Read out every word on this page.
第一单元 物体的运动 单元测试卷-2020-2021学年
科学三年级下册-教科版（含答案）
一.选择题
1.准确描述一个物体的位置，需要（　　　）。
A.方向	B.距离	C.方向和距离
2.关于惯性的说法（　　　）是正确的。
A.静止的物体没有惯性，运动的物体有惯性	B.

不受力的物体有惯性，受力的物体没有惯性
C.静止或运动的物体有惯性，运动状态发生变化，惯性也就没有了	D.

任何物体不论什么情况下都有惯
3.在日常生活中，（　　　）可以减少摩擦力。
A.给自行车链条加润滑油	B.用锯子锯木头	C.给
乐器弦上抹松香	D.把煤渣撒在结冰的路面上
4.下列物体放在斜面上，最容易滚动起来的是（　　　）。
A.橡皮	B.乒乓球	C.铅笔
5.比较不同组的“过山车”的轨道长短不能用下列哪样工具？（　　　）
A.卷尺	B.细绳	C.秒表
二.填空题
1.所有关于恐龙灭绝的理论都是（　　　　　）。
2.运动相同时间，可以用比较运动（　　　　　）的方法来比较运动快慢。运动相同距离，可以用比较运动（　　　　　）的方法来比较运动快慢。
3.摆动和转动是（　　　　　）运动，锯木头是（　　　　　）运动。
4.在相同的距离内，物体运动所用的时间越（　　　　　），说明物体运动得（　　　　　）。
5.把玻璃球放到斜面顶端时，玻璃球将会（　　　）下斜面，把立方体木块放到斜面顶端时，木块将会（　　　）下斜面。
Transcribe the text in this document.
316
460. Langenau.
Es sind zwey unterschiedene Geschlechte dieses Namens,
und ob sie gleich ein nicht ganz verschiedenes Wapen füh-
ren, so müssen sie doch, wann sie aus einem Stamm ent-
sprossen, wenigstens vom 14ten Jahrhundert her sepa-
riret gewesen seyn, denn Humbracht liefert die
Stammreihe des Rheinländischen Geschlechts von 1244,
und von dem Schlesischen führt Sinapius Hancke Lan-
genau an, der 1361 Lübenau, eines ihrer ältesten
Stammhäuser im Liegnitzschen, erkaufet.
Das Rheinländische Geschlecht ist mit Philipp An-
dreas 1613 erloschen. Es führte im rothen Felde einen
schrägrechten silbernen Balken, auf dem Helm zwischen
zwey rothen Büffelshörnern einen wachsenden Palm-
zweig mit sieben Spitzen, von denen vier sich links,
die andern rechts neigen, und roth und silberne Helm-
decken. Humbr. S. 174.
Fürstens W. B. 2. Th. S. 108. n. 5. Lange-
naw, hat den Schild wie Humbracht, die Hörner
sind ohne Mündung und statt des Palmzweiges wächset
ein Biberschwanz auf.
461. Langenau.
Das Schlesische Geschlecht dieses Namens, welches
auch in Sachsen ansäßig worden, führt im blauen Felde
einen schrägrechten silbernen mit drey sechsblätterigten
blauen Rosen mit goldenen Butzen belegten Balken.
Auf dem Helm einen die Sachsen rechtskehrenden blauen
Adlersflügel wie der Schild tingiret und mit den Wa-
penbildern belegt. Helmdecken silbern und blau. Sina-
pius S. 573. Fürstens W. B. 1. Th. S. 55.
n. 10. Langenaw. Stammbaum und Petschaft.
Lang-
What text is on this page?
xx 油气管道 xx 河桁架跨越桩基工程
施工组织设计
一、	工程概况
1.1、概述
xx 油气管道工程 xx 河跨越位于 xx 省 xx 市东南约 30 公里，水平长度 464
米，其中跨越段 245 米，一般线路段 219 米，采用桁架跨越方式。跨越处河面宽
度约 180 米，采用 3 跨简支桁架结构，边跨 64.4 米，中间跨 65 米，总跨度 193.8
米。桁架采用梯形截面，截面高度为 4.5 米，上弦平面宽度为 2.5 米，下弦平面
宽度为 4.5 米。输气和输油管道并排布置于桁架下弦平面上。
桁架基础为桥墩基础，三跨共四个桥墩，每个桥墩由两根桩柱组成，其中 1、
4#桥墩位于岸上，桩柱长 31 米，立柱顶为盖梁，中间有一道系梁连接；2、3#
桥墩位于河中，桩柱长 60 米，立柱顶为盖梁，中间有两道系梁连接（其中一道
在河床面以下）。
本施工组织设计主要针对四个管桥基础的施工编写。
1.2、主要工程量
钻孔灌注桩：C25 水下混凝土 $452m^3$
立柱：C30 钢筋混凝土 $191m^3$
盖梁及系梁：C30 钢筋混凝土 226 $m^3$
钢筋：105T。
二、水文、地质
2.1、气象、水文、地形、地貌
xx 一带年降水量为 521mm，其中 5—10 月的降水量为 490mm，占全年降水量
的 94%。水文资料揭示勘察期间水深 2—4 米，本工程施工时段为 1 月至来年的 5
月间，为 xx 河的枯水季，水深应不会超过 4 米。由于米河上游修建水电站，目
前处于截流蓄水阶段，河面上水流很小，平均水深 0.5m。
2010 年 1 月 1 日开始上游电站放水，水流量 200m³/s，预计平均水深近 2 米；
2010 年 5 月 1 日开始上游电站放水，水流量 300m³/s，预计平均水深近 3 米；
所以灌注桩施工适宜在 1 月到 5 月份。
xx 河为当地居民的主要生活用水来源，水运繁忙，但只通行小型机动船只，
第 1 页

------------------------------------------------------------

WHAT IS BEING ASKED —
Each line above that includes "Balken" should be shown.

TASK RESPONSE —
schrägrechten silbernen Balken, auf dem Helm zwischen
blauen Rosen mit goldenen Butzen belegten Balken.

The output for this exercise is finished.